--- Start ---

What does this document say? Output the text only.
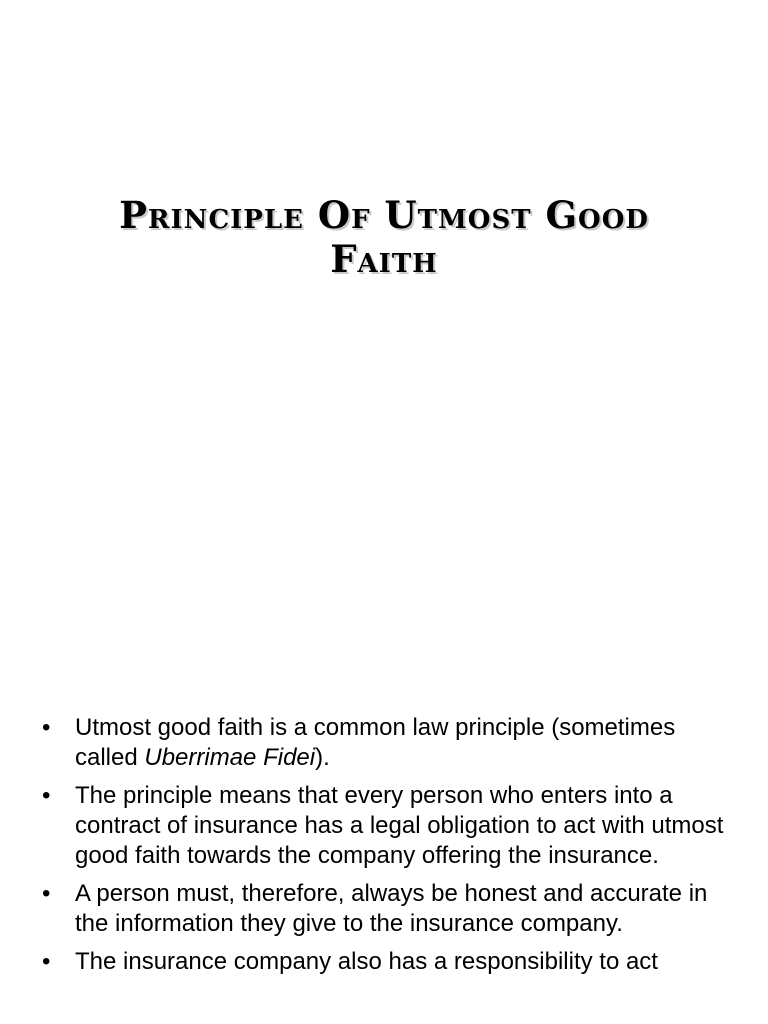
Principle Of Utmost Good
Faith
• Utmost good faith is a common law principle (sometimes called Uberrimae Fidei).
• The principle means that every person who enters into a contract of insurance has a legal obligation to act with utmost good faith towards the company offering the insurance.
• A person must, therefore, always be honest and accurate in the information they give to the insurance company.
• The insurance company also has a responsibility to act
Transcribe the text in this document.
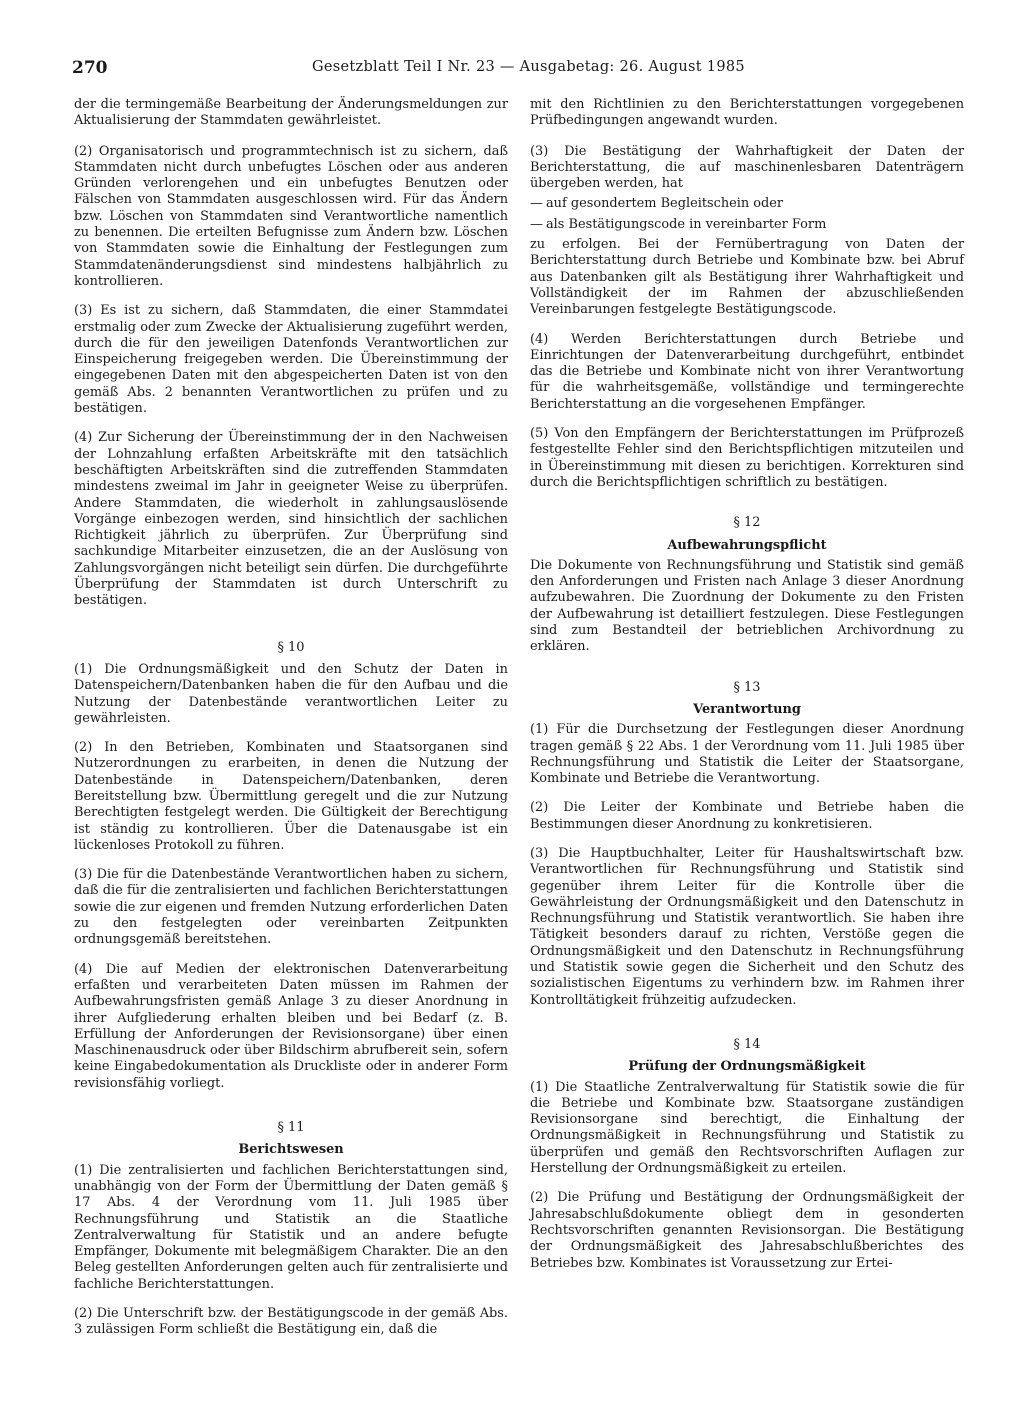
270	Gesetzblatt Teil I Nr. 23 — Ausgabetag: 26. August 1985

der die termingemäße Bearbeitung der Änderungsmeldungen zur Aktualisierung der Stammdaten gewährleistet.

(2) Organisatorisch und programmtechnisch ist zu sichern, daß Stammdaten nicht durch unbefugtes Löschen oder aus anderen Gründen verlorengehen und ein unbefugtes Benutzen oder Fälschen von Stammdaten ausgeschlossen wird. Für das Ändern bzw. Löschen von Stammdaten sind Verantwortliche namentlich zu benennen. Die erteilten Befugnisse zum Ändern bzw. Löschen von Stammdaten sowie die Einhaltung der Festlegungen zum Stammdatenänderungsdienst sind mindestens halbjährlich zu kontrollieren.

(3) Es ist zu sichern, daß Stammdaten, die einer Stammdatei erstmalig oder zum Zwecke der Aktualisierung zugeführt werden, durch die für den jeweiligen Datenfonds Verantwortlichen zur Einspeicherung freigegeben werden. Die Übereinstimmung der eingegebenen Daten mit den abgespeicherten Daten ist von den gemäß Abs. 2 benannten Verantwortlichen zu prüfen und zu bestätigen.

(4) Zur Sicherung der Übereinstimmung der in den Nachweisen der Lohnzahlung erfaßten Arbeitskräfte mit den tatsächlich beschäftigten Arbeitskräften sind die zutreffenden Stammdaten mindestens zweimal im Jahr in geeigneter Weise zu überprüfen. Andere Stammdaten, die wiederholt in zahlungsauslösende Vorgänge einbezogen werden, sind hinsichtlich der sachlichen Richtigkeit jährlich zu überprüfen. Zur Überprüfung sind sachkundige Mitarbeiter einzusetzen, die an der Auslösung von Zahlungsvorgängen nicht beteiligt sein dürfen. Die durchgeführte Überprüfung der Stammdaten ist durch Unterschrift zu bestätigen.

§ 10

(1) Die Ordnungsmäßigkeit und den Schutz der Daten in Datenspeichern/Datenbanken haben die für den Aufbau und die Nutzung der Datenbestände verantwortlichen Leiter zu gewährleisten.

(2) In den Betrieben, Kombinaten und Staatsorganen sind Nutzerordnungen zu erarbeiten, in denen die Nutzung der Datenbestände in Datenspeichern/Datenbanken, deren Bereitstellung bzw. Übermittlung geregelt und die zur Nutzung Berechtigten festgelegt werden. Die Gültigkeit der Berechtigung ist ständig zu kontrollieren. Über die Datenausgabe ist ein lückenloses Protokoll zu führen.

(3) Die für die Datenbestände Verantwortlichen haben zu sichern, daß die für die zentralisierten und fachlichen Berichterstattungen sowie die zur eigenen und fremden Nutzung erforderlichen Daten zu den festgelegten oder vereinbarten Zeitpunkten ordnungsgemäß bereitstehen.

(4) Die auf Medien der elektronischen Datenverarbeitung erfaßten und verarbeiteten Daten müssen im Rahmen der Aufbewahrungsfristen gemäß Anlage 3 zu dieser Anordnung in ihrer Aufgliederung erhalten bleiben und bei Bedarf (z. B. Erfüllung der Anforderungen der Revisionsorgane) über einen Maschinenausdruck oder über Bildschirm abrufbereit sein, sofern keine Eingabedokumentation als Druckliste oder in anderer Form revisionsfähig vorliegt.

§ 11
Berichtswesen

(1) Die zentralisierten und fachlichen Berichterstattungen sind, unabhängig von der Form der Übermittlung der Daten gemäß § 17 Abs. 4 der Verordnung vom 11. Juli 1985 über Rechnungsführung und Statistik an die Staatliche Zentralverwaltung für Statistik und an andere befugte Empfänger, Dokumente mit belegmäßigem Charakter. Die an den Beleg gestellten Anforderungen gelten auch für zentralisierte und fachliche Berichterstattungen.

(2) Die Unterschrift bzw. der Bestätigungscode in der gemäß Abs. 3 zulässigen Form schließt die Bestätigung ein, daß die

mit den Richtlinien zu den Berichterstattungen vorgegebenen Prüfbedingungen angewandt wurden.

(3) Die Bestätigung der Wahrhaftigkeit der Daten der Berichterstattung, die auf maschinenlesbaren Datenträgern übergeben werden, hat

— auf gesondertem Begleitschein oder
— als Bestätigungscode in vereinbarter Form

zu erfolgen. Bei der Fernübertragung von Daten der Berichterstattung durch Betriebe und Kombinate bzw. bei Abruf aus Datenbanken gilt als Bestätigung ihrer Wahrhaftigkeit und Vollständigkeit der im Rahmen der abzuschließenden Vereinbarungen festgelegte Bestätigungscode.

(4) Werden Berichterstattungen durch Betriebe und Einrichtungen der Datenverarbeitung durchgeführt, entbindet das die Betriebe und Kombinate nicht von ihrer Verantwortung für die wahrheitsgemäße, vollständige und termingerechte Berichterstattung an die vorgesehenen Empfänger.

(5) Von den Empfängern der Berichterstattungen im Prüfprozeß festgestellte Fehler sind den Berichtspflichtigen mitzuteilen und in Übereinstimmung mit diesen zu berichtigen. Korrekturen sind durch die Berichtspflichtigen schriftlich zu bestätigen.

§ 12
Aufbewahrungspflicht

Die Dokumente von Rechnungsführung und Statistik sind gemäß den Anforderungen und Fristen nach Anlage 3 dieser Anordnung aufzubewahren. Die Zuordnung der Dokumente zu den Fristen der Aufbewahrung ist detailliert festzulegen. Diese Festlegungen sind zum Bestandteil der betrieblichen Archivordnung zu erklären.

§ 13
Verantwortung

(1) Für die Durchsetzung der Festlegungen dieser Anordnung tragen gemäß § 22 Abs. 1 der Verordnung vom 11. Juli 1985 über Rechnungsführung und Statistik die Leiter der Staatsorgane, Kombinate und Betriebe die Verantwortung.

(2) Die Leiter der Kombinate und Betriebe haben die Bestimmungen dieser Anordnung zu konkretisieren.

(3) Die Hauptbuchhalter, Leiter für Haushaltswirtschaft bzw. Verantwortlichen für Rechnungsführung und Statistik sind gegenüber ihrem Leiter für die Kontrolle über die Gewährleistung der Ordnungsmäßigkeit und den Datenschutz in Rechnungsführung und Statistik verantwortlich. Sie haben ihre Tätigkeit besonders darauf zu richten, Verstöße gegen die Ordnungsmäßigkeit und den Datenschutz in Rechnungsführung und Statistik sowie gegen die Sicherheit und den Schutz des sozialistischen Eigentums zu verhindern bzw. im Rahmen ihrer Kontrolltätigkeit frühzeitig aufzudecken.

§ 14
Prüfung der Ordnungsmäßigkeit

(1) Die Staatliche Zentralverwaltung für Statistik sowie die für die Betriebe und Kombinate bzw. Staatsorgane zuständigen Revisionsorgane sind berechtigt, die Einhaltung der Ordnungsmäßigkeit in Rechnungsführung und Statistik zu überprüfen und gemäß den Rechtsvorschriften Auflagen zur Herstellung der Ordnungsmäßigkeit zu erteilen.

(2) Die Prüfung und Bestätigung der Ordnungsmäßigkeit der Jahresabschlußdokumente obliegt dem in gesonderten Rechtsvorschriften genannten Revisionsorgan. Die Bestätigung der Ordnungsmäßigkeit des Jahresabschlußberichtes des Betriebes bzw. Kombinates ist Voraussetzung zur Ertei-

--- End ---

### The task
Search the entries for the word "Zentralverwaltung" and copy every line that has it.

### Response below
(1) Die zentralisierten und fachlichen Berichterstattungen sind, unabhängig von der Form der Übermittlung der Daten gemäß § 17 Abs. 4 der Verordnung vom 11. Juli 1985 über Rechnungsführung und Statistik an die Staatliche Zentralverwaltung für Statistik und an andere befugte Empfänger, Dokumente mit belegmäßigem Charakter. Die an den Beleg gestellten Anforderungen gelten auch für zentralisierte und fachliche Berichterstattungen.
(1) Die Staatliche Zentralverwaltung für Statistik sowie die für die Betriebe und Kombinate bzw. Staatsorgane zuständigen Revisionsorgane sind berechtigt, die Einhaltung der Ordnungsmäßigkeit in Rechnungsführung und Statistik zu überprüfen und gemäß den Rechtsvorschriften Auflagen zur Herstellung der Ordnungsmäßigkeit zu erteilen.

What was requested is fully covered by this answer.